(Collected data)
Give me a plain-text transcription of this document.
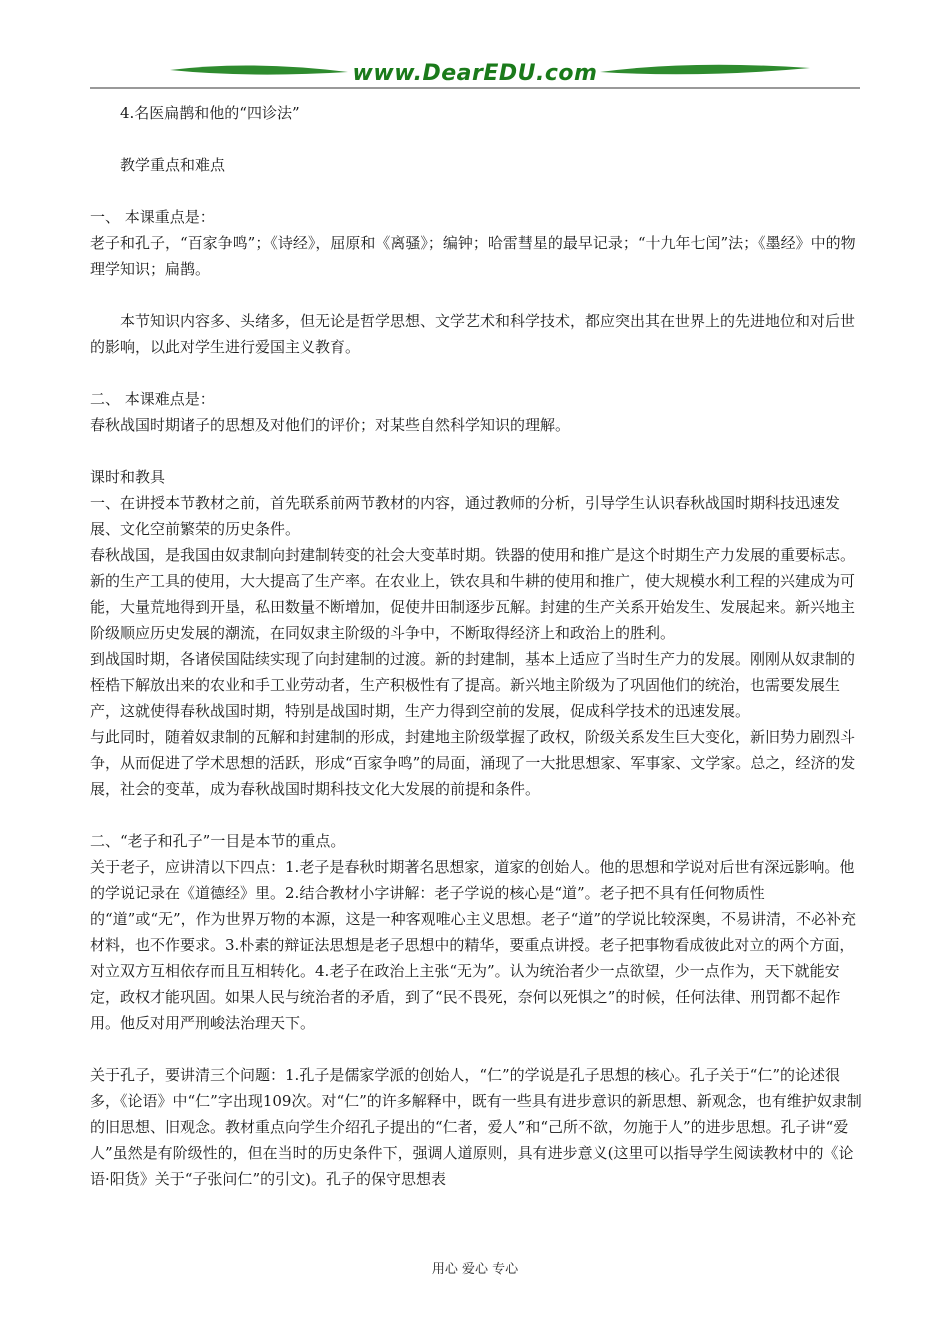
www.DearEDU.com

4.名医扁鹊和他的“四诊法”

教学重点和难点

一、 本课重点是：

老子和孔子，“百家争鸣”；《诗经》，屈原和《离骚》；编钟；哈雷彗星的最早记录；“十九年七闰”法；《墨经》中的物理学知识；扁鹊。

本节知识内容多、头绪多，但无论是哲学思想、文学艺术和科学技术，都应突出其在世界上的先进地位和对后世的影响，以此对学生进行爱国主义教育。

二、 本课难点是：

春秋战国时期诸子的思想及对他们的评价；对某些自然科学知识的理解。

课时和教具

一、在讲授本节教材之前，首先联系前两节教材的内容，通过教师的分析，引导学生认识春秋战国时期科技迅速发展、文化空前繁荣的历史条件。

春秋战国，是我国由奴隶制向封建制转变的社会大变革时期。铁器的使用和推广是这个时期生产力发展的重要标志。新的生产工具的使用，大大提高了生产率。在农业上，铁农具和牛耕的使用和推广，使大规模水利工程的兴建成为可能，大量荒地得到开垦，私田数量不断增加，促使井田制逐步瓦解。封建的生产关系开始发生、发展起来。新兴地主阶级顺应历史发展的潮流，在同奴隶主阶级的斗争中，不断取得经济上和政治上的胜利。

到战国时期，各诸侯国陆续实现了向封建制的过渡。新的封建制，基本上适应了当时生产力的发展。刚刚从奴隶制的桎梏下解放出来的农业和手工业劳动者，生产积极性有了提高。新兴地主阶级为了巩固他们的统治，也需要发展生产，这就使得春秋战国时期，特别是战国时期，生产力得到空前的发展，促成科学技术的迅速发展。

与此同时，随着奴隶制的瓦解和封建制的形成，封建地主阶级掌握了政权，阶级关系发生巨大变化，新旧势力剧烈斗争，从而促进了学术思想的活跃，形成“百家争鸣”的局面，涌现了一大批思想家、军事家、文学家。总之，经济的发展，社会的变革，成为春秋战国时期科技文化大发展的前提和条件。

二、“老子和孔子”一目是本节的重点。

关于老子，应讲清以下四点：1.老子是春秋时期著名思想家，道家的创始人。他的思想和学说对后世有深远影响。他的学说记录在《道德经》里。2.结合教材小字讲解：老子学说的核心是“道”。老子把不具有任何物质性的“道”或“无”，作为世界万物的本源，这是一种客观唯心主义思想。老子“道”的学说比较深奥，不易讲清，不必补充材料，也不作要求。3.朴素的辩证法思想是老子思想中的精华，要重点讲授。老子把事物看成彼此对立的两个方面，对立双方互相依存而且互相转化。4.老子在政治上主张“无为”。认为统治者少一点欲望，少一点作为，天下就能安定，政权才能巩固。如果人民与统治者的矛盾，到了“民不畏死，奈何以死惧之”的时候，任何法律、刑罚都不起作用。他反对用严刑峻法治理天下。

关于孔子，要讲清三个问题：1.孔子是儒家学派的创始人，“仁”的学说是孔子思想的核心。孔子关于“仁”的论述很多，《论语》中“仁”字出现109次。对“仁”的许多解释中，既有一些具有进步意识的新思想、新观念，也有维护奴隶制的旧思想、旧观念。教材重点向学生介绍孔子提出的“仁者，爱人”和“己所不欲，勿施于人”的进步思想。孔子讲“爱人”虽然是有阶级性的，但在当时的历史条件下，强调人道原则，具有进步意义(这里可以指导学生阅读教材中的《论语·阳货》关于“子张问仁”的引文)。孔子的保守思想表

用心 爱心 专心
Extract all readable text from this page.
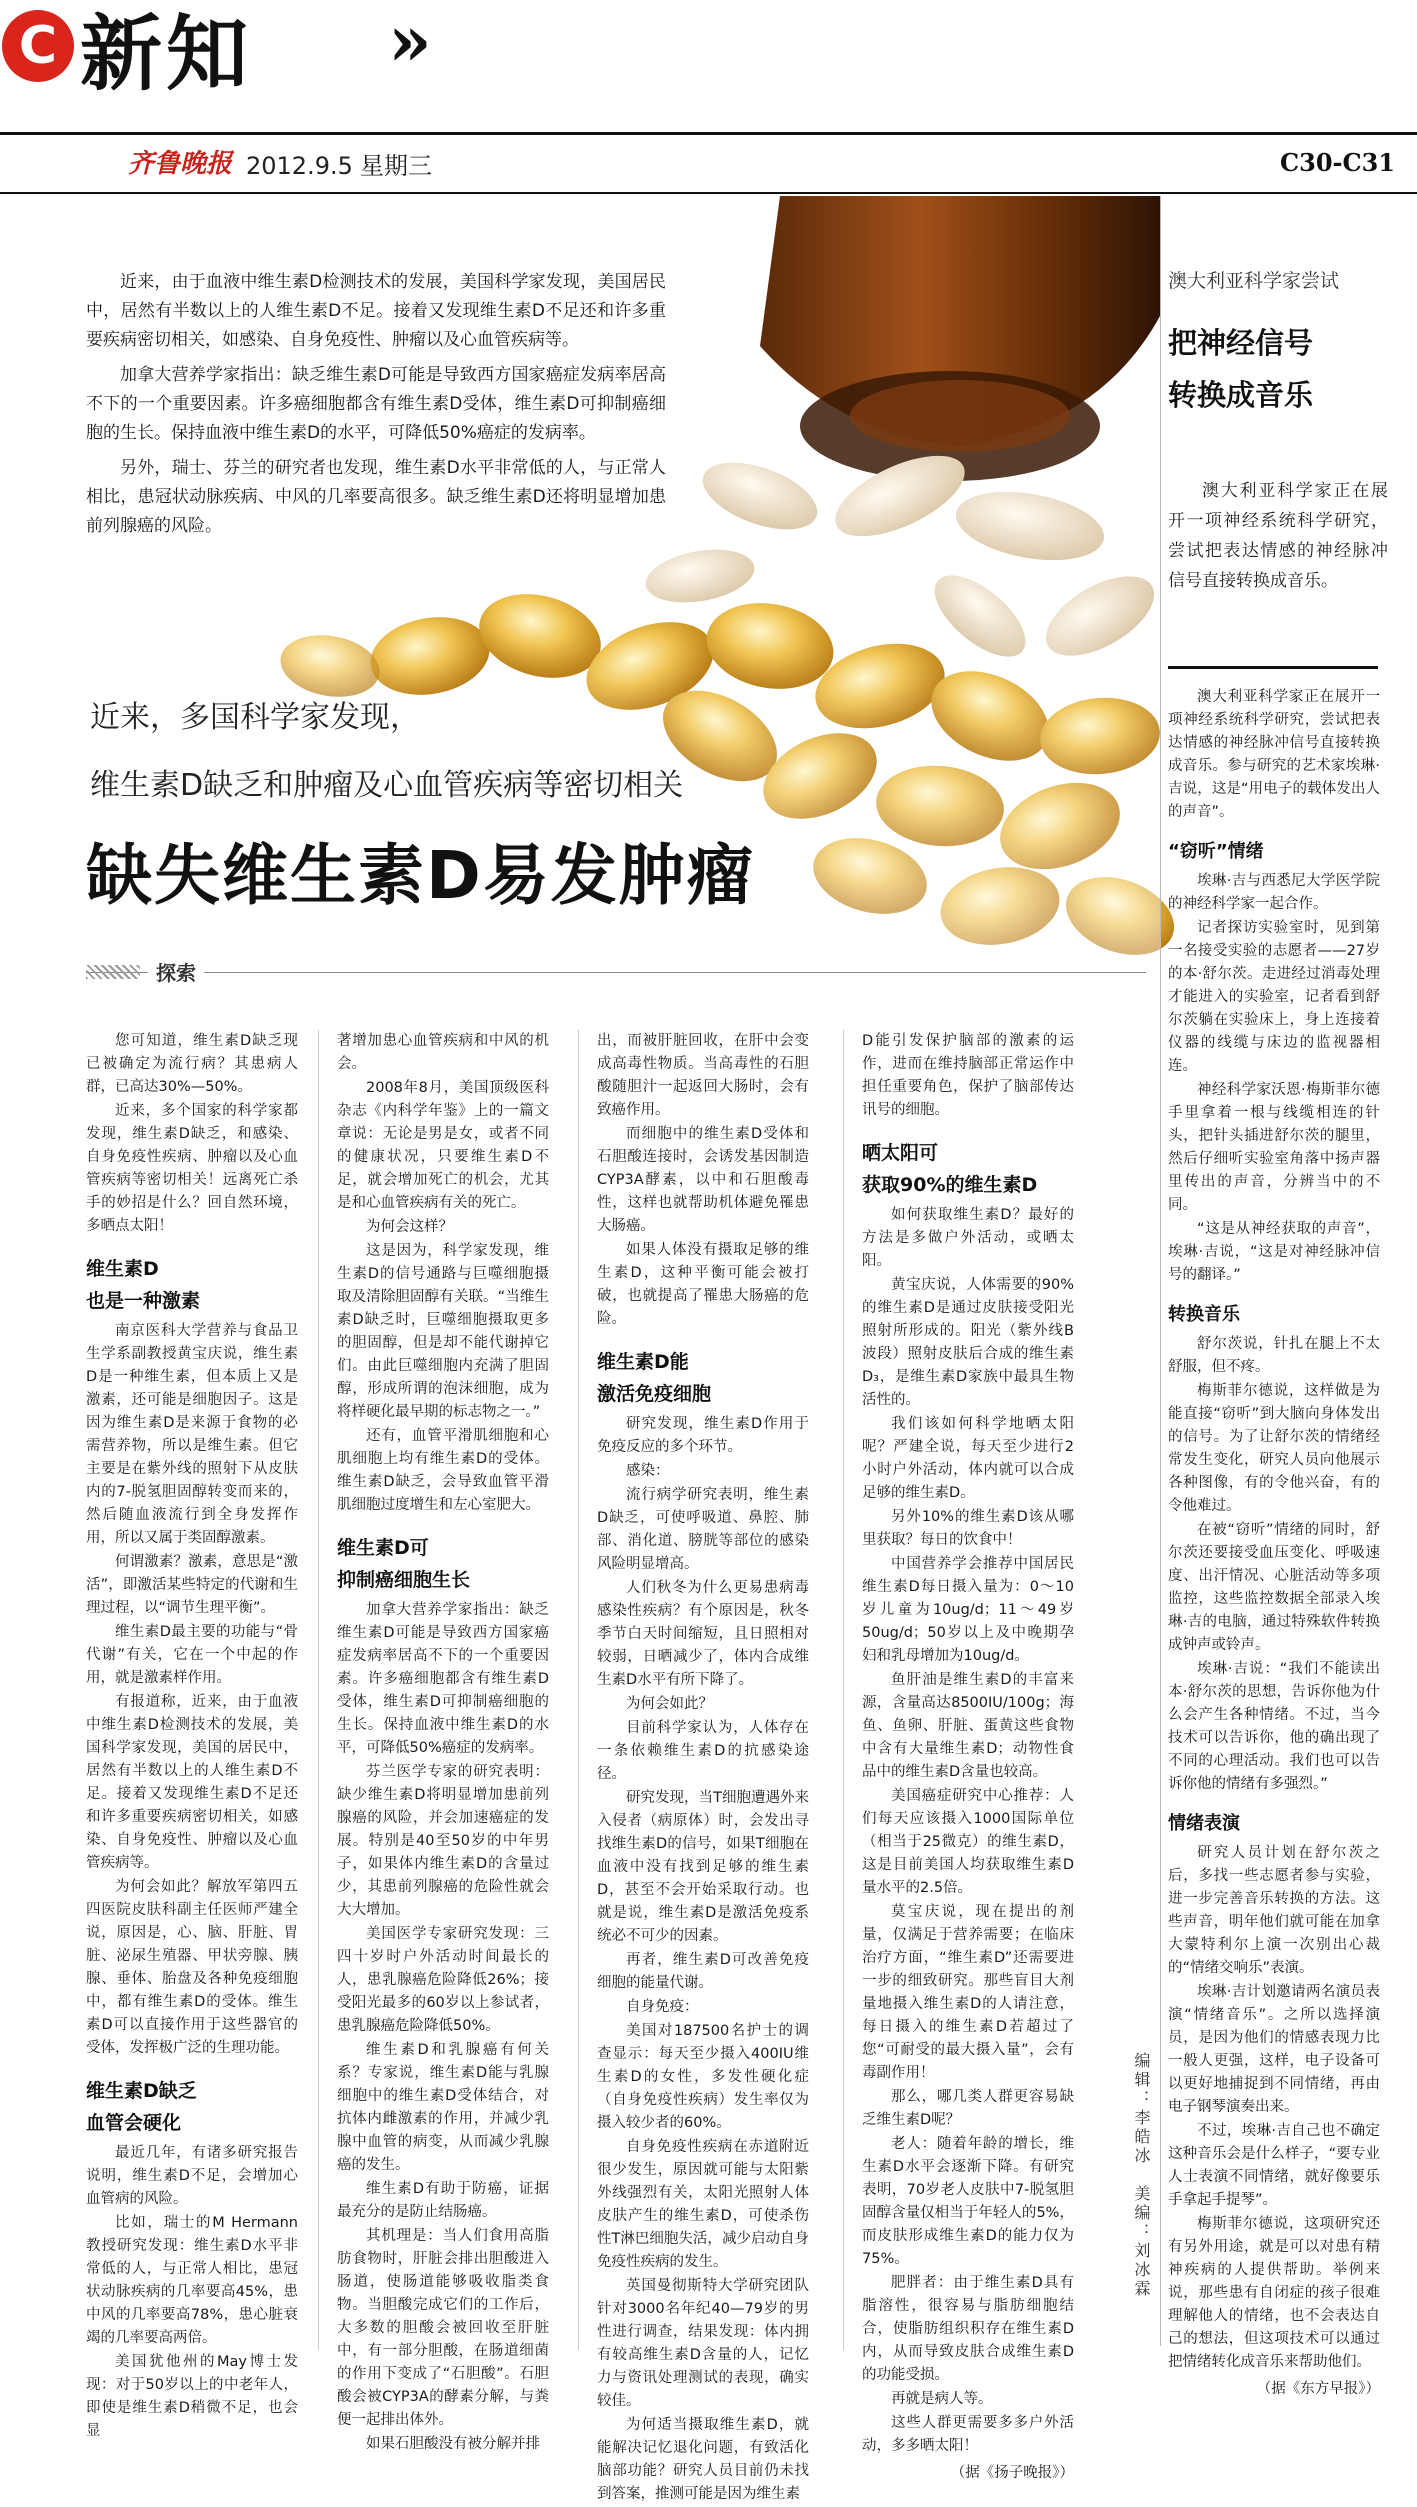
C 新知 »
齐鲁晚报 2012.9.5 星期三	C30-C31

近来，由于血液中维生素D检测技术的发展，美国科学家发现，美国居民中，居然有半数以上的人维生素D不足。接着又发现维生素D不足还和许多重要疾病密切相关，如感染、自身免疫性、肿瘤以及心血管疾病等。

加拿大营养学家指出：缺乏维生素D可能是导致西方国家癌症发病率居高不下的一个重要因素。许多癌细胞都含有维生素D受体，维生素D可抑制癌细胞的生长。保持血液中维生素D的水平，可降低50%癌症的发病率。

另外，瑞士、芬兰的研究者也发现，维生素D水平非常低的人，与正常人相比，患冠状动脉疾病、中风的几率要高很多。缺乏维生素D还将明显增加患前列腺癌的风险。

近来，多国科学家发现，
维生素D缺乏和肿瘤及心血管疾病等密切相关
缺失维生素D易发肿瘤
探索

您可知道，维生素D缺乏现已被确定为流行病？其患病人群，已高达30%—50%。

近来，多个国家的科学家都发现，维生素D缺乏，和感染、自身免疫性疾病、肿瘤以及心血管疾病等密切相关！远离死亡杀手的妙招是什么？回自然环境，多晒点太阳！

维生素D
也是一种激素

南京医科大学营养与食品卫生学系副教授黄宝庆说，维生素D是一种维生素，但本质上又是激素，还可能是细胞因子。这是因为维生素D是来源于食物的必需营养物，所以是维生素。但它主要是在紫外线的照射下从皮肤内的7-脱氢胆固醇转变而来的，然后随血液流行到全身发挥作用，所以又属于类固醇激素。

何谓激素？激素，意思是“激活”，即激活某些特定的代谢和生理过程，以“调节生理平衡”。

维生素D最主要的功能与“骨代谢”有关，它在一个中起的作用，就是激素样作用。

有报道称，近来，由于血液中维生素D检测技术的发展，美国科学家发现，美国的居民中，居然有半数以上的人维生素D不足。接着又发现维生素D不足还和许多重要疾病密切相关，如感染、自身免疫性、肿瘤以及心血管疾病等。

为何会如此？解放军第四五四医院皮肤科副主任医师严建全说，原因是，心、脑、肝脏、胃脏、泌尿生殖器、甲状旁腺、胰腺、垂体、胎盘及各种免疫细胞中，都有维生素D的受体。维生素D可以直接作用于这些器官的受体，发挥极广泛的生理功能。

维生素D缺乏
血管会硬化

最近几年，有诸多研究报告说明，维生素D不足，会增加心血管病的风险。

比如，瑞士的M Hermann教授研究发现：维生素D水平非常低的人，与正常人相比，患冠状动脉疾病的几率要高45%，患中风的几率要高78%，患心脏衰竭的几率要高两倍。

美国犹他州的May博士发现：对于50岁以上的中老年人，即使是维生素D稍微不足，也会显

著增加患心血管疾病和中风的机会。

2008年8月，美国顶级医科杂志《内科学年鉴》上的一篇文章说：无论是男是女，或者不同的健康状况，只要维生素D不足，就会增加死亡的机会，尤其是和心血管疾病有关的死亡。

为何会这样？

这是因为，科学家发现，维生素D的信号通路与巨噬细胞摄取及清除胆固醇有关联。“当维生素D缺乏时，巨噬细胞摄取更多的胆固醇，但是却不能代谢掉它们。由此巨噬细胞内充满了胆固醇，形成所谓的泡沫细胞，成为将样硬化最早期的标志物之一。”

还有，血管平滑肌细胞和心肌细胞上均有维生素D的受体。维生素D缺乏，会导致血管平滑肌细胞过度增生和左心室肥大。

维生素D可
抑制癌细胞生长

加拿大营养学家指出：缺乏维生素D可能是导致西方国家癌症发病率居高不下的一个重要因素。许多癌细胞都含有维生素D受体，维生素D可抑制癌细胞的生长。保持血液中维生素D的水平，可降低50%癌症的发病率。

芬兰医学专家的研究表明：缺少维生素D将明显增加患前列腺癌的风险，并会加速癌症的发展。特别是40至50岁的中年男子，如果体内维生素D的含量过少，其患前列腺癌的危险性就会大大增加。

美国医学专家研究发现：三四十岁时户外活动时间最长的人，患乳腺癌危险降低26%；接受阳光最多的60岁以上参试者，患乳腺癌危险降低50%。

维生素D和乳腺癌有何关系？专家说，维生素D能与乳腺细胞中的维生素D受体结合，对抗体内雌激素的作用，并减少乳腺中血管的病变，从而减少乳腺癌的发生。

维生素D有助于防癌，证据最充分的是防止结肠癌。

其机理是：当人们食用高脂肪食物时，肝脏会排出胆酸进入肠道，使肠道能够吸收脂类食物。当胆酸完成它们的工作后，大多数的胆酸会被回收至肝脏中，有一部分胆酸，在肠道细菌的作用下变成了“石胆酸”。石胆酸会被CYP3A的酵素分解，与粪便一起排出体外。

如果石胆酸没有被分解并排

出，而被肝脏回收，在肝中会变成高毒性物质。当高毒性的石胆酸随胆汁一起返回大肠时，会有致癌作用。

而细胞中的维生素D受体和石胆酸连接时，会诱发基因制造CYP3A酵素，以中和石胆酸毒性，这样也就帮助机体避免罹患大肠癌。

如果人体没有摄取足够的维生素D，这种平衡可能会被打破，也就提高了罹患大肠癌的危险。

维生素D能
激活免疫细胞

研究发现，维生素D作用于免疫反应的多个环节。

感染：

流行病学研究表明，维生素D缺乏，可使呼吸道、鼻腔、肺部、消化道、膀胱等部位的感染风险明显增高。

人们秋冬为什么更易患病毒感染性疾病？有个原因是，秋冬季节白天时间缩短，且日照相对较弱，日晒减少了，体内合成维生素D水平有所下降了。

为何会如此？

目前科学家认为，人体存在一条依赖维生素D的抗感染途径。

研究发现，当T细胞遭遇外来入侵者（病原体）时，会发出寻找维生素D的信号，如果T细胞在血液中没有找到足够的维生素D，甚至不会开始采取行动。也就是说，维生素D是激活免疫系统必不可少的因素。

再者，维生素D可改善免疫细胞的能量代谢。

自身免疫：

美国对187500名护士的调查显示：每天至少摄入400IU维生素D的女性，多发性硬化症（自身免疫性疾病）发生率仅为摄入较少者的60%。

自身免疫性疾病在赤道附近很少发生，原因就可能与太阳紫外线强烈有关，太阳光照射人体皮肤产生的维生素D，可使杀伤性T淋巴细胞失活，减少启动自身免疫性疾病的发生。

英国曼彻斯特大学研究团队针对3000名年纪40—79岁的男性进行调查，结果发现：体内拥有较高维生素D含量的人，记忆力与资讯处理测试的表现，确实较佳。

为何适当摄取维生素D，就能解决记忆退化问题，有致活化脑部功能？研究人员目前仍未找到答案，推测可能是因为维生素

D能引发保护脑部的激素的运作，进而在维持脑部正常运作中担任重要角色，保护了脑部传达讯号的细胞。

晒太阳可
获取90%的维生素D

如何获取维生素D？最好的方法是多做户外活动，或晒太阳。

黄宝庆说，人体需要的90%的维生素D是通过皮肤接受阳光照射所形成的。阳光（紫外线B波段）照射皮肤后合成的维生素D₃，是维生素D家族中最具生物活性的。

我们该如何科学地晒太阳呢？严建全说，每天至少进行2小时户外活动，体内就可以合成足够的维生素D。

另外10%的维生素D该从哪里获取？每日的饮食中！

中国营养学会推荐中国居民维生素D每日摄入量为：0～10岁儿童为10ug/d；11～49岁50ug/d；50岁以上及中晚期孕妇和乳母增加为10ug/d。

鱼肝油是维生素D的丰富来源，含量高达8500IU/100g；海鱼、鱼卵、肝脏、蛋黄这些食物中含有大量维生素D；动物性食品中的维生素D含量也较高。

美国癌症研究中心推荐：人们每天应该摄入1000国际单位（相当于25微克）的维生素D，这是目前美国人均获取维生素D量水平的2.5倍。

莫宝庆说，现在提出的剂量，仅满足于营养需要；在临床治疗方面，“维生素D”还需要进一步的细致研究。那些盲目大剂量地摄入维生素D的人请注意，每日摄入的维生素D若超过了您“可耐受的最大摄入量”，会有毒副作用！

那么，哪几类人群更容易缺乏维生素D呢？

老人：随着年龄的增长，维生素D水平会逐渐下降。有研究表明，70岁老人皮肤中7-脱氢胆固醇含量仅相当于年轻人的5%，而皮肤形成维生素D的能力仅为75%。

肥胖者：由于维生素D具有脂溶性，很容易与脂肪细胞结合，使脂肪组织积存在维生素D内，从而导致皮肤合成维生素D的功能受损。

再就是病人等。

这些人群更需要多多户外活动，多多晒太阳！

（据《扬子晚报》）

编辑：李皓冰　美编：刘冰霖
澳大利亚科学家尝试
把神经信号
转换成音乐
澳大利亚科学家正在展开一项神经系统科学研究，尝试把表达情感的神经脉冲信号直接转换成音乐。

澳大利亚科学家正在展开一项神经系统科学研究，尝试把表达情感的神经脉冲信号直接转换成音乐。参与研究的艺术家埃琳·吉说，这是“用电子的载体发出人的声音”。

“窃听”情绪

埃琳·吉与西悉尼大学医学院的神经科学家一起合作。

记者探访实验室时，见到第一名接受实验的志愿者——27岁的本·舒尔茨。走进经过消毒处理才能进入的实验室，记者看到舒尔茨躺在实验床上，身上连接着仪器的线缆与床边的监视器相连。

神经科学家沃恩·梅斯菲尔德手里拿着一根与线缆相连的针头，把针头插进舒尔茨的腿里，然后仔细听实验室角落中扬声器里传出的声音，分辨当中的不同。

“这是从神经获取的声音”，埃琳·吉说，“这是对神经脉冲信号的翻译。”

转换音乐

舒尔茨说，针扎在腿上不太舒服，但不疼。

梅斯菲尔德说，这样做是为能直接“窃听”到大脑向身体发出的信号。为了让舒尔茨的情绪经常发生变化，研究人员向他展示各种图像，有的令他兴奋，有的令他难过。

在被“窃听”情绪的同时，舒尔茨还要接受血压变化、呼吸速度、出汗情况、心脏活动等多项监控，这些监控数据全部录入埃琳·吉的电脑，通过特殊软件转换成钟声或铃声。

埃琳·吉说：“我们不能读出本·舒尔茨的思想，告诉你他为什么会产生各种情绪。不过，当今技术可以告诉你，他的确出现了不同的心理活动。我们也可以告诉你他的情绪有多强烈。”

情绪表演

研究人员计划在舒尔茨之后，多找一些志愿者参与实验，进一步完善音乐转换的方法。这些声音，明年他们就可能在加拿大蒙特利尔上演一次别出心裁的“情绪交响乐”表演。

埃琳·吉计划邀请两名演员表演“情绪音乐”。之所以选择演员，是因为他们的情感表现力比一般人更强，这样，电子设备可以更好地捕捉到不同情绪，再由电子钢琴演奏出来。

不过，埃琳·吉自己也不确定这种音乐会是什么样子，“要专业人士表演不同情绪，就好像要乐手拿起手提琴”。

梅斯菲尔德说，这项研究还有另外用途，就是可以对患有精神疾病的人提供帮助。举例来说，那些患有自闭症的孩子很难理解他人的情绪，也不会表达自己的想法，但这项技术可以通过把情绪转化成音乐来帮助他们。

（据《东方早报》）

**What is expected:** Copy every line of the listing that contains the word "由于血液中维生素D检测技术的发展".

**Exercise output:**
近来，由于血液中维生素D检测技术的发展，美国科学家发现，美国居民中，居然有半数以上的人维生素D不足。接着又发现维生素D不足还和许多重要疾病密切相关，如感染、自身免疫性、肿瘤以及心血管疾病等。
有报道称，近来，由于血液中维生素D检测技术的发展，美国科学家发现，美国的居民中，居然有半数以上的人维生素D不足。接着又发现维生素D不足还和许多重要疾病密切相关，如感染、自身免疫性、肿瘤以及心血管疾病等。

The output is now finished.